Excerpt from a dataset
---*---

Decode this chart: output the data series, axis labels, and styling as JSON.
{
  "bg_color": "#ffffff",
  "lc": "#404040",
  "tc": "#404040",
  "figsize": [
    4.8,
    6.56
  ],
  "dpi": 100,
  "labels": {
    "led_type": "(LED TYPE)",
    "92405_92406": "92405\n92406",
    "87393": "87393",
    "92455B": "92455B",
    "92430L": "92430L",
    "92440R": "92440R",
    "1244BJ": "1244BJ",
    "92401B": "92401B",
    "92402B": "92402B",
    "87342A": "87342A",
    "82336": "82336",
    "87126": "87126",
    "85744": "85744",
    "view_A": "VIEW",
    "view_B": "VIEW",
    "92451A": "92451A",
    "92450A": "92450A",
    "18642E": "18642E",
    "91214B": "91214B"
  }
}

---*---

The request: All entries must be repeated verbatim.

Response below:
Decode this chart: output the data series, axis labels, and styling as JSON.
{
  "bg_color": "#ffffff",
  "lc": "#404040",
  "tc": "#404040",
  "figsize": [
    4.8,
    6.56
  ],
  "dpi": 100,
  "labels": {
    "led_type": "(LED TYPE)",
    "92405_92406": "92405\n92406",
    "87393": "87393",
    "92455B": "92455B",
    "92430L": "92430L",
    "92440R": "92440R",
    "1244BJ": "1244BJ",
    "92401B": "92401B",
    "92402B": "92402B",
    "87342A": "87342A",
    "82336": "82336",
    "87126": "87126",
    "85744": "85744",
    "view_A": "VIEW",
    "view_B": "VIEW",
    "92451A": "92451A",
    "92450A": "92450A",
    "18642E": "18642E",
    "91214B": "91214B"
  }
}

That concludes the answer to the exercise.